→ Work to complete:
Below are the records. Gather each line that holds "leisten".

→ Input for this task:
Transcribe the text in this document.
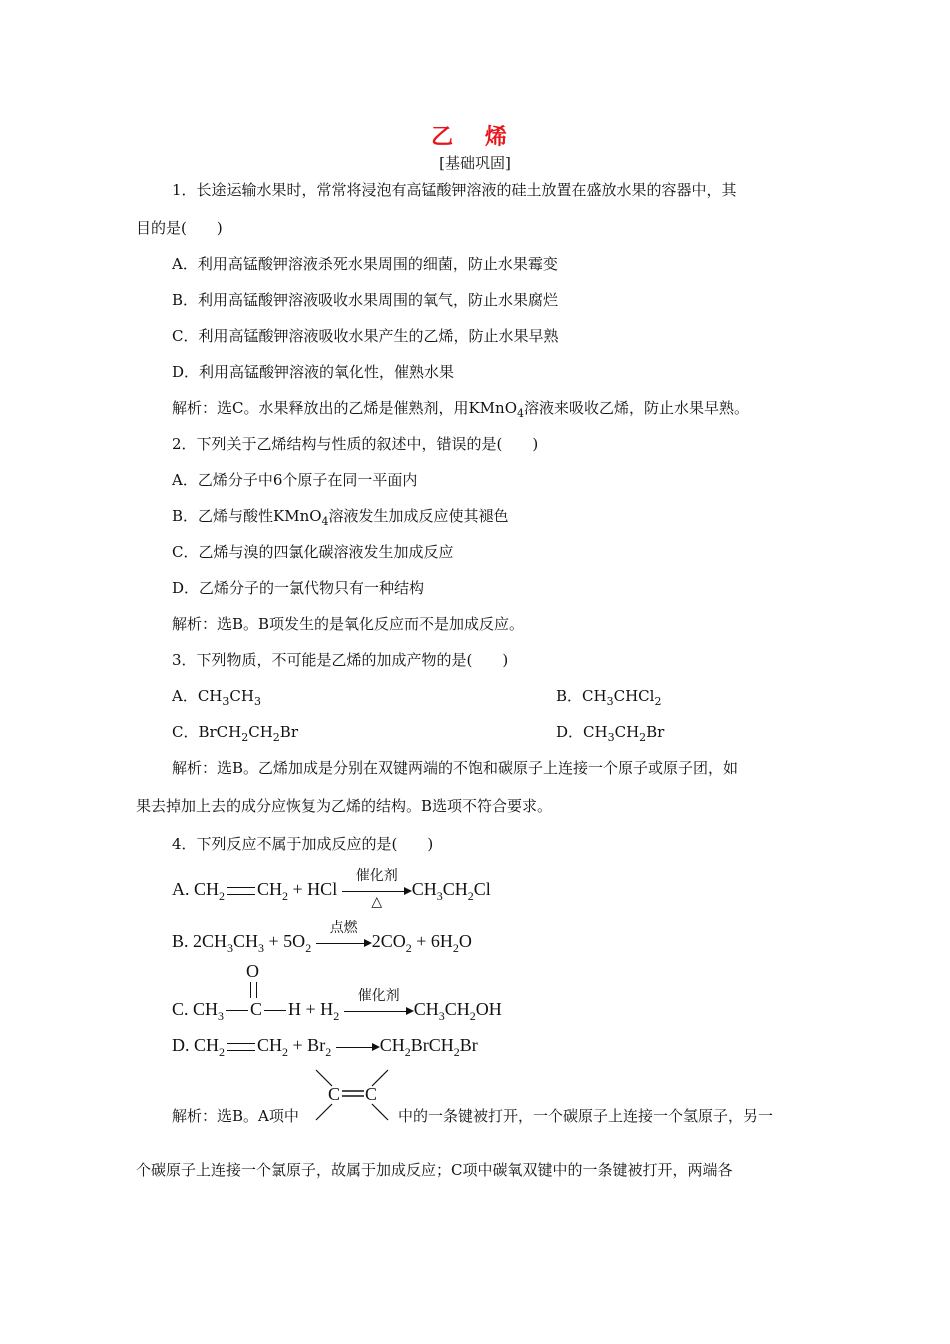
乙 烯
[基础巩固]
1．长途运输水果时，常常将浸泡有高锰酸钾溶液的硅土放置在盛放水果的容器中，其
目的是(　　)
A．利用高锰酸钾溶液杀死水果周围的细菌，防止水果霉变
B．利用高锰酸钾溶液吸收水果周围的氧气，防止水果腐烂
C．利用高锰酸钾溶液吸收水果产生的乙烯，防止水果早熟
D．利用高锰酸钾溶液的氧化性，催熟水果
解析：选C。水果释放出的乙烯是催熟剂，用KMnO$_4$溶液来吸收乙烯，防止水果早熟。
2．下列关于乙烯结构与性质的叙述中，错误的是(　　)
A．乙烯分子中6个原子在同一平面内
B．乙烯与酸性KMnO$_4$溶液发生加成反应使其褪色
C．乙烯与溴的四氯化碳溶液发生加成反应
D．乙烯分子的一氯代物只有一种结构
解析：选B。B项发生的是氧化反应而不是加成反应。
3．下列物质，不可能是乙烯的加成产物的是(　　)
A．$CH_3CH_3$	B．$CH_3CHCl_2$
C．$BrCH_2CH_2Br$	D．$CH_3CH_2Br$
解析：选B。乙烯加成是分别在双键两端的不饱和碳原子上连接一个原子或原子团，如
果去掉加上去的成分应恢复为乙烯的结构。B选项不符合要求。
4．下列反应不属于加成反应的是(　　)
A. $CH_2$ $CH_2$ + HCl
催化剂
△
$CH_3CH_2Cl$
B. $2CH_3CH_3 + 5O_2$
点燃
$2CO_2 + 6H_2O$
O
C. $CH_3$ C $H + H_2$
催化剂
$CH_3CH_2OH$
D. $CH_2$ $CH_2 + Br_2$	$CH_2BrCH_2Br$
解析：选B。A项中
C C
中的一条键被打开，一个碳原子上连接一个氢原子，另一
个碳原子上连接一个氯原子，故属于加成反应；C项中碳氧双键中的一条键被打开，两端各
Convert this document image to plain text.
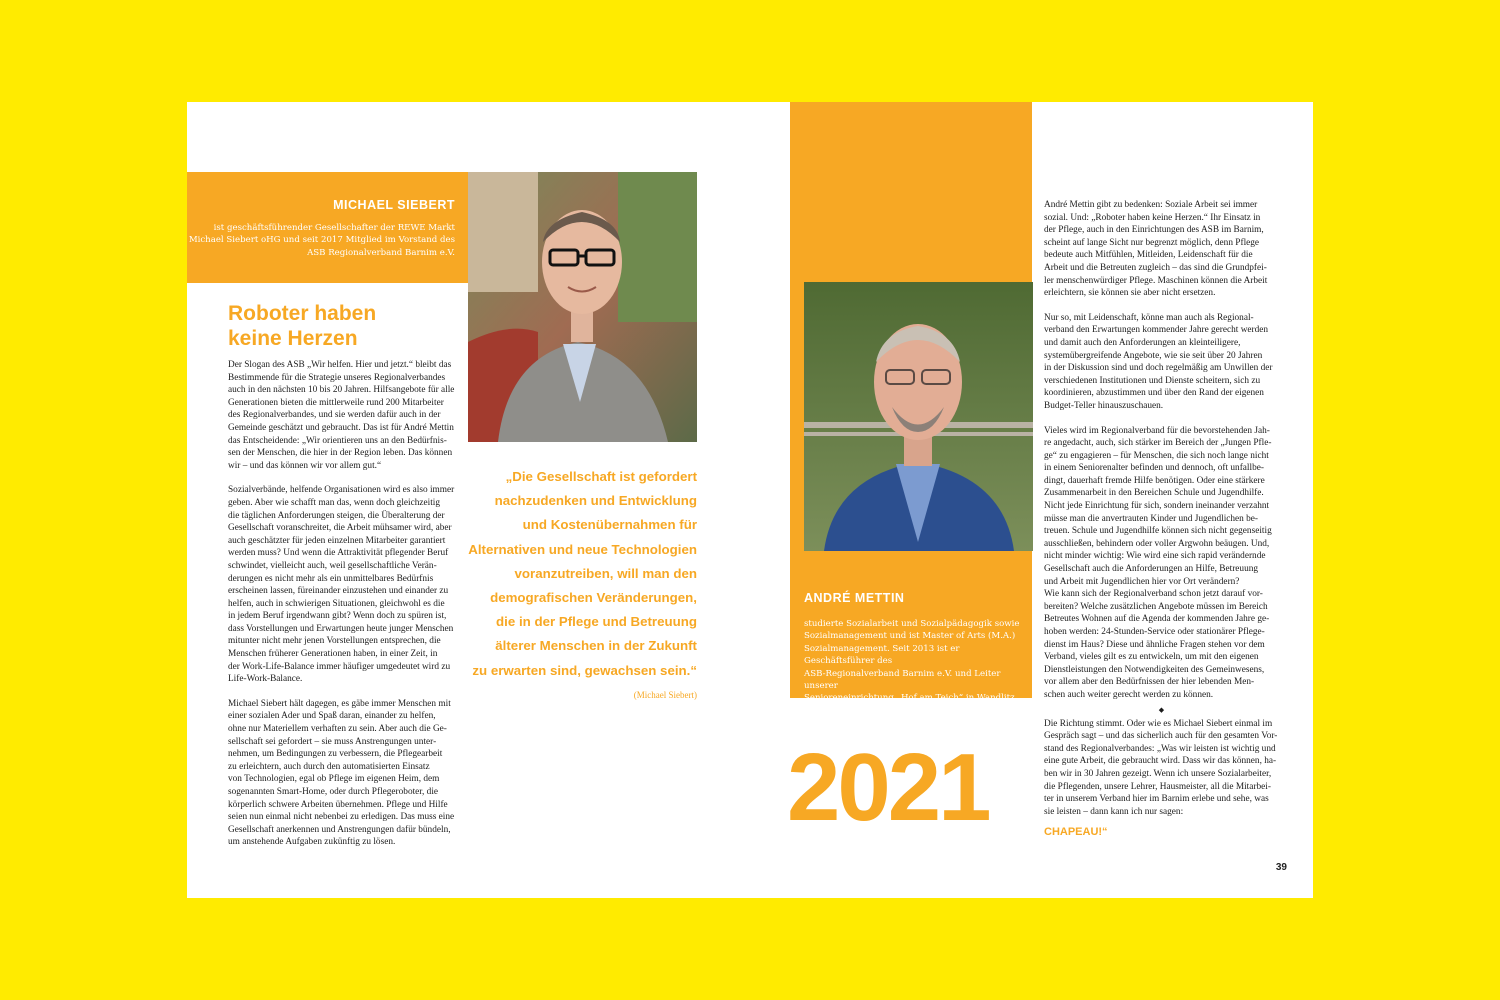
MICHAEL SIEBERT
ist geschäftsführender Gesellschafter der REWE Markt
Michael Siebert oHG und seit 2017 Mitglied im Vorstand des
ASB Regionalverband Barnim e.V.
Roboter haben
keine Herzen

Der Slogan des ASB „Wir helfen. Hier und jetzt.“ bleibt das
Bestimmende für die Strategie unseres Regionalverbandes
auch in den nächsten 10 bis 20 Jahren. Hilfsangebote für alle
Generationen bieten die mittlerweile rund 200 Mitarbeiter
des Regionalverbandes, und sie werden dafür auch in der
Gemeinde geschätzt und gebraucht. Das ist für André Mettin
das Entscheidende: „Wir orientieren uns an den Bedürfnis-
sen der Menschen, die hier in der Region leben. Das können
wir – und das können wir vor allem gut.“

Sozialverbände, helfende Organisationen wird es also immer
geben. Aber wie schafft man das, wenn doch gleichzeitig
die täglichen Anforderungen steigen, die Überalterung der
Gesellschaft voranschreitet, die Arbeit mühsamer wird, aber
auch geschätzter für jeden einzelnen Mitarbeiter garantiert
werden muss? Und wenn die Attraktivität pflegender Beruf
schwindet, vielleicht auch, weil gesellschaftliche Verän-
derungen es nicht mehr als ein unmittelbares Bedürfnis
erscheinen lassen, füreinander einzustehen und einander zu
helfen, auch in schwierigen Situationen, gleichwohl es die
in jedem Beruf irgendwann gibt? Wenn doch zu spüren ist,
dass Vorstellungen und Erwartungen heute junger Menschen
mitunter nicht mehr jenen Vorstellungen entsprechen, die
Menschen früherer Generationen haben, in einer Zeit, in
der Work-Life-Balance immer häufiger umgedeutet wird zu
Life-Work-Balance.

Michael Siebert hält dagegen, es gäbe immer Menschen mit
einer sozialen Ader und Spaß daran, einander zu helfen,
ohne nur Materiellem verhaften zu sein. Aber auch die Ge-
sellschaft sei gefordert – sie muss Anstrengungen unter-
nehmen, um Bedingungen zu verbessern, die Pflegearbeit
zu erleichtern, auch durch den automatisierten Einsatz
von Technologien, egal ob Pflege im eigenen Heim, dem
sogenannten Smart-Home, oder durch Pflegeroboter, die
körperlich schwere Arbeiten übernehmen. Pflege und Hilfe
seien nun einmal nicht nebenbei zu erledigen. Das muss eine
Gesellschaft anerkennen und Anstrengungen dafür bündeln,
um anstehende Aufgaben zukünftig zu lösen.

„Die Gesellschaft ist gefordert
nachzudenken und Entwicklung
und Kostenübernahmen für
Alternativen und neue Technologien
voranzutreiben, will man den
demografischen Veränderungen,
die in der Pflege und Betreuung
älterer Menschen in der Zukunft
zu erwarten sind, gewachsen sein.“
(Michael Siebert)
ANDRÉ METTIN
studierte Sozialarbeit und Sozialpädagogik sowie
Sozialmanagement und ist Master of Arts (M.A.)
Sozialmanagement. Seit 2013 ist er Geschäftsführer des
ASB-Regionalverband Barnim e.V. und Leiter unserer
Senioreneinrichtung „Hof am Teich“ in Wandlitz,
OT Basdorf.
2021

André Mettin gibt zu bedenken: Soziale Arbeit sei immer
sozial. Und: „Roboter haben keine Herzen.“ Ihr Einsatz in
der Pflege, auch in den Einrichtungen des ASB im Barnim,
scheint auf lange Sicht nur begrenzt möglich, denn Pflege
bedeute auch Mitfühlen, Mitleiden, Leidenschaft für die
Arbeit und die Betreuten zugleich – das sind die Grundpfei-
ler menschenwürdiger Pflege. Maschinen können die Arbeit
erleichtern, sie können sie aber nicht ersetzen.

Nur so, mit Leidenschaft, könne man auch als Regional-
verband den Erwartungen kommender Jahre gerecht werden
und damit auch den Anforderungen an kleinteiligere,
systemübergreifende Angebote, wie sie seit über 20 Jahren
in der Diskussion sind und doch regelmäßig am Unwillen der
verschiedenen Institutionen und Dienste scheitern, sich zu
koordinieren, abzustimmen und über den Rand der eigenen
Budget-Teller hinauszuschauen.

Vieles wird im Regionalverband für die bevorstehenden Jah-
re angedacht, auch, sich stärker im Bereich der „Jungen Pfle-
ge“ zu engagieren – für Menschen, die sich noch lange nicht
in einem Seniorenalter befinden und dennoch, oft unfallbe-
dingt, dauerhaft fremde Hilfe benötigen. Oder eine stärkere
Zusammenarbeit in den Bereichen Schule und Jugendhilfe.
Nicht jede Einrichtung für sich, sondern ineinander verzahnt
müsse man die anvertrauten Kinder und Jugendlichen be-
treuen. Schule und Jugendhilfe können sich nicht gegenseitig
ausschließen, behindern oder voller Argwohn beäugen. Und,
nicht minder wichtig: Wie wird eine sich rapid verändernde
Gesellschaft auch die Anforderungen an Hilfe, Betreuung
und Arbeit mit Jugendlichen hier vor Ort verändern?
Wie kann sich der Regionalverband schon jetzt darauf vor-
bereiten? Welche zusätzlichen Angebote müssen im Bereich
Betreutes Wohnen auf die Agenda der kommenden Jahre ge-
hoben werden: 24-Stunden-Service oder stationärer Pflege-
dienst im Haus? Diese und ähnliche Fragen stehen vor dem
Verband, vieles gilt es zu entwickeln, um mit den eigenen
Dienstleistungen den Notwendigkeiten des Gemeinwesens,
vor allem aber den Bedürfnissen der hier lebenden Men-
schen auch weiter gerecht werden zu können.

◆

Die Richtung stimmt. Oder wie es Michael Siebert einmal im
Gespräch sagt – und das sicherlich auch für den gesamten Vor-
stand des Regionalverbandes: „Was wir leisten ist wichtig und
eine gute Arbeit, die gebraucht wird. Dass wir das können, ha-
ben wir in 30 Jahren gezeigt. Wenn ich unsere Sozialarbeiter,
die Pflegenden, unsere Lehrer, Hausmeister, all die Mitarbei-
ter in unserem Verband hier im Barnim erlebe und sehe, was
sie leisten – dann kann ich nur sagen:

CHAPEAU!“
39
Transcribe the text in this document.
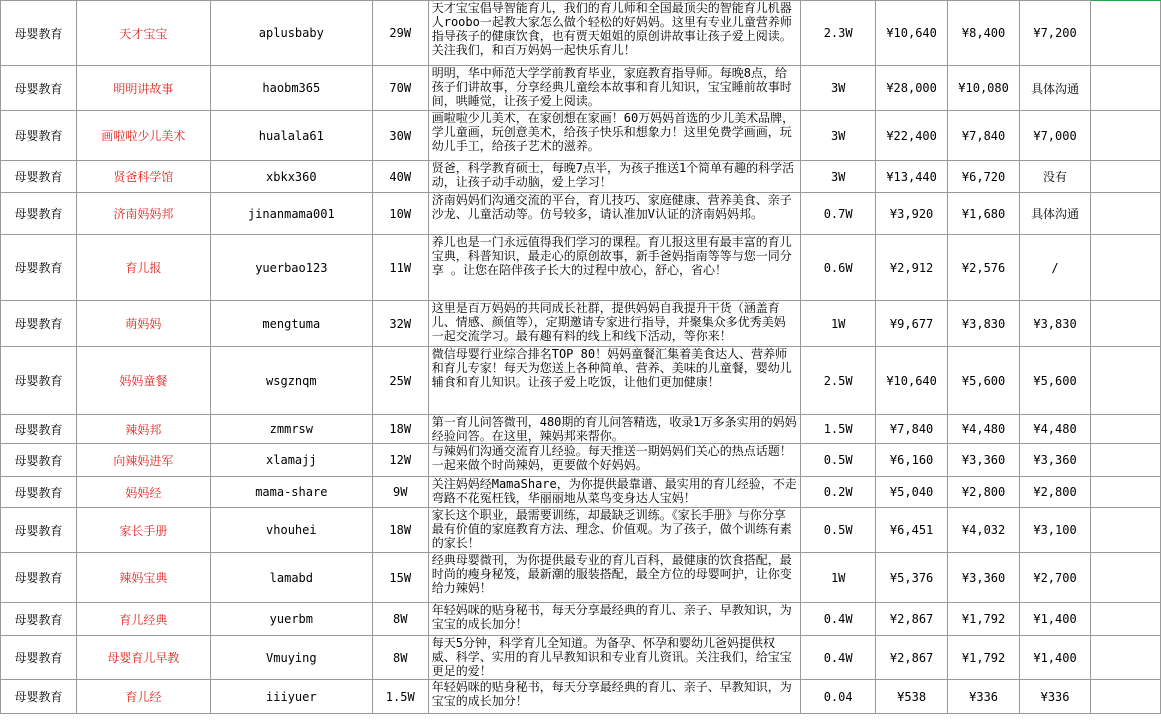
母婴教育	天才宝宝	aplusbaby	29W	天才宝宝倡导智能育儿，我们的育儿师和全国最顶尖的智能育儿机器人roobo一起教大家怎么做个轻松的好妈妈。这里有专业儿童营养师指导孩子的健康饮食，也有贾天姐姐的原创讲故事让孩子爱上阅读。关注我们，和百万妈妈一起快乐育儿！	2.3W	¥10,640	¥8,400	¥7,200	

母婴教育	明明讲故事	haobm365	70W	明明，华中师范大学学前教育毕业，家庭教育指导师。每晚8点，给孩子们讲故事，分享经典儿童绘本故事和育儿知识，宝宝睡前故事时间，哄睡觉，让孩子爱上阅读。	3W	¥28,000	¥10,080	具体沟通	

母婴教育	画啦啦少儿美术	hualala61	30W	画啦啦少儿美术，在家创想在家画！60万妈妈首选的少儿美术品牌，学儿童画，玩创意美术，给孩子快乐和想象力！这里免费学画画，玩幼儿手工，给孩子艺术的滋养。	3W	¥22,400	¥7,840	¥7,000	

母婴教育	贤爸科学馆	xbkx360	40W	贤爸，科学教育硕士，每晚7点半，为孩子推送1个简单有趣的科学活动，让孩子动手动脑，爱上学习！	3W	¥13,440	¥6,720	没有	

母婴教育	济南妈妈邦	jinanmama001	10W	济南妈妈们沟通交流的平台，育儿技巧、家庭健康、营养美食、亲子沙龙、儿童活动等。仿号较多，请认准加V认证的济南妈妈邦。	0.7W	¥3,920	¥1,680	具体沟通	

母婴教育	育儿报	yuerbao123	11W	养儿也是一门永远值得我们学习的课程。育儿报这里有最丰富的育儿宝典，科普知识，最走心的原创故事，新手爸妈指南等等与您一同分享 。让您在陪伴孩子长大的过程中放心，舒心，省心！	0.6W	¥2,912	¥2,576	/	

母婴教育	萌妈妈	mengtuma	32W	这里是百万妈妈的共同成长社群，提供妈妈自我提升干货（涵盖育儿、情感、颜值等），定期邀请专家进行指导，并聚集众多优秀美妈一起交流学习。最有趣有料的线上和线下活动，等你来！	1W	¥9,677	¥3,830	¥3,830	

母婴教育	妈妈童餐	wsgznqm	25W	微信母婴行业综合排名TOP 80！妈妈童餐汇集着美食达人、营养师和育儿专家！每天为您送上各种简单、营养、美味的儿童餐，婴幼儿辅食和育儿知识。让孩子爱上吃饭，让他们更加健康！	2.5W	¥10,640	¥5,600	¥5,600	

母婴教育	辣妈邦	zmmrsw	18W	第一育儿问答微刊，480期的育儿问答精选，收录1万多条实用的妈妈经验问答。在这里，辣妈邦来帮你。	1.5W	¥7,840	¥4,480	¥4,480	

母婴教育	向辣妈进军	xlamajj	12W	与辣妈们沟通交流育儿经验。每天推送一期妈妈们关心的热点话题！一起来做个时尚辣妈，更要做个好妈妈。	0.5W	¥6,160	¥3,360	¥3,360	

母婴教育	妈妈经	mama-share	9W	关注妈妈经MamaShare，为你提供最靠谱、最实用的育儿经验，不走弯路不花冤枉钱，华丽丽地从菜鸟变身达人宝妈！	0.2W	¥5,040	¥2,800	¥2,800	

母婴教育	家长手册	vhouhei	18W	家长这个职业，最需要训练，却最缺乏训练。《家长手册》与你分享最有价值的家庭教育方法、理念、价值观。为了孩子，做个训练有素的家长！	0.5W	¥6,451	¥4,032	¥3,100	

母婴教育	辣妈宝典	lamabd	15W	经典母婴微刊，为你提供最专业的育儿百科，最健康的饮食搭配，最时尚的瘦身秘笈，最新潮的服装搭配，最全方位的母婴呵护，让你变给力辣妈！	1W	¥5,376	¥3,360	¥2,700	

母婴教育	育儿经典	yuerbm	8W	年轻妈咪的贴身秘书，每天分享最经典的育儿、亲子、早教知识，为宝宝的成长加分！	0.4W	¥2,867	¥1,792	¥1,400	

母婴教育	母婴育儿早教	Vmuying	8W	每天5分钟，科学育儿全知道。为备孕、怀孕和婴幼儿爸妈提供权威、科学、实用的育儿早教知识和专业育儿资讯。关注我们，给宝宝更足的爱！	0.4W	¥2,867	¥1,792	¥1,400	

母婴教育	育儿经	iiiyuer	1.5W	年轻妈咪的贴身秘书，每天分享最经典的育儿、亲子、早教知识，为宝宝的成长加分！	0.04	¥538	¥336	¥336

→ Output:
stand des Regionalverbandes: „Was wir leisten ist wichtig und
sie leisten – dann kann ich nur sagen:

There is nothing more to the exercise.